## Request
Write out the records below once more, exactly as they stand.

* BEGIN *

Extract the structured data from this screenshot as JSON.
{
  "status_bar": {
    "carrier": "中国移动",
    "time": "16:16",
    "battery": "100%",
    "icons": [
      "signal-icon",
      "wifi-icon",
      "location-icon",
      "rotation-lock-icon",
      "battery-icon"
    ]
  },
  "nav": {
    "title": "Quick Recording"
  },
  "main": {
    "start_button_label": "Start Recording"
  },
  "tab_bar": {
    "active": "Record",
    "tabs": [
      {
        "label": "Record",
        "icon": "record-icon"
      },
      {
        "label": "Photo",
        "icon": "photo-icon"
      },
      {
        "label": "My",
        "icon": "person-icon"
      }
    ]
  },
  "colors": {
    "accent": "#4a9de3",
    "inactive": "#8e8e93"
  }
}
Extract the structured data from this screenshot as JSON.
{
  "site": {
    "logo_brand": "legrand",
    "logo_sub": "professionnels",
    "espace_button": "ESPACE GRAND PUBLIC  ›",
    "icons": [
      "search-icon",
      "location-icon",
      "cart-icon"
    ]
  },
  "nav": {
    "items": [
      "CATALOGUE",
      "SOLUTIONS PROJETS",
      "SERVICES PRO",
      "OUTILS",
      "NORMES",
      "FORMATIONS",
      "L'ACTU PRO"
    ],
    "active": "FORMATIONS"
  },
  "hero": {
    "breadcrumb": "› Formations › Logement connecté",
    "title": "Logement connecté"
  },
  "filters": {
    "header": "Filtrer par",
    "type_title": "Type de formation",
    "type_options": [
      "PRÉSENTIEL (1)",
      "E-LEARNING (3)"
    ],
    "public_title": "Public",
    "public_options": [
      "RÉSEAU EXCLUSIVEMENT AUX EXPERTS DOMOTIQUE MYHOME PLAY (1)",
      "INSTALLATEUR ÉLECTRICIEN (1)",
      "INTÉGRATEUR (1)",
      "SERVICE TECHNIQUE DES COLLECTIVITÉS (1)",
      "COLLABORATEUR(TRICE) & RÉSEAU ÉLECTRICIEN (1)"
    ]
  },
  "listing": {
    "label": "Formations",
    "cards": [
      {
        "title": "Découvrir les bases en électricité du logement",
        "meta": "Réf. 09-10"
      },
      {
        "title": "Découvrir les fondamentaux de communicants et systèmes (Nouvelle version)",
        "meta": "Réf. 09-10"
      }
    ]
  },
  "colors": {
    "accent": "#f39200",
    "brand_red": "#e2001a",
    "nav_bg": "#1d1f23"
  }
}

* END *

## Response
Extract the structured data from this screenshot as JSON.
{
  "status_bar": {
    "carrier": "中国移动",
    "time": "16:16",
    "battery": "100%",
    "icons": [
      "signal-icon",
      "wifi-icon",
      "location-icon",
      "rotation-lock-icon",
      "battery-icon"
    ]
  },
  "nav": {
    "title": "Quick Recording"
  },
  "main": {
    "start_button_label": "Start Recording"
  },
  "tab_bar": {
    "active": "Record",
    "tabs": [
      {
        "label": "Record",
        "icon": "record-icon"
      },
      {
        "label": "Photo",
        "icon": "photo-icon"
      },
      {
        "label": "My",
        "icon": "person-icon"
      }
    ]
  },
  "colors": {
    "accent": "#4a9de3",
    "inactive": "#8e8e93"
  }
}
Extract the structured data from this screenshot as JSON.
{
  "site": {
    "logo_brand": "legrand",
    "logo_sub": "professionnels",
    "espace_button": "ESPACE GRAND PUBLIC  ›",
    "icons": [
      "search-icon",
      "location-icon",
      "cart-icon"
    ]
  },
  "nav": {
    "items": [
      "CATALOGUE",
      "SOLUTIONS PROJETS",
      "SERVICES PRO",
      "OUTILS",
      "NORMES",
      "FORMATIONS",
      "L'ACTU PRO"
    ],
    "active": "FORMATIONS"
  },
  "hero": {
    "breadcrumb": "› Formations › Logement connecté",
    "title": "Logement connecté"
  },
  "filters": {
    "header": "Filtrer par",
    "type_title": "Type de formation",
    "type_options": [
      "PRÉSENTIEL (1)",
      "E-LEARNING (3)"
    ],
    "public_title": "Public",
    "public_options": [
      "RÉSEAU EXCLUSIVEMENT AUX EXPERTS DOMOTIQUE MYHOME PLAY (1)",
      "INSTALLATEUR ÉLECTRICIEN (1)",
      "INTÉGRATEUR (1)",
      "SERVICE TECHNIQUE DES COLLECTIVITÉS (1)",
      "COLLABORATEUR(TRICE) & RÉSEAU ÉLECTRICIEN (1)"
    ]
  },
  "listing": {
    "label": "Formations",
    "cards": [
      {
        "title": "Découvrir les bases en électricité du logement",
        "meta": "Réf. 09-10"
      },
      {
        "title": "Découvrir les fondamentaux de communicants et systèmes (Nouvelle version)",
        "meta": "Réf. 09-10"
      }
    ]
  },
  "colors": {
    "accent": "#f39200",
    "brand_red": "#e2001a",
    "nav_bg": "#1d1f23"
  }
}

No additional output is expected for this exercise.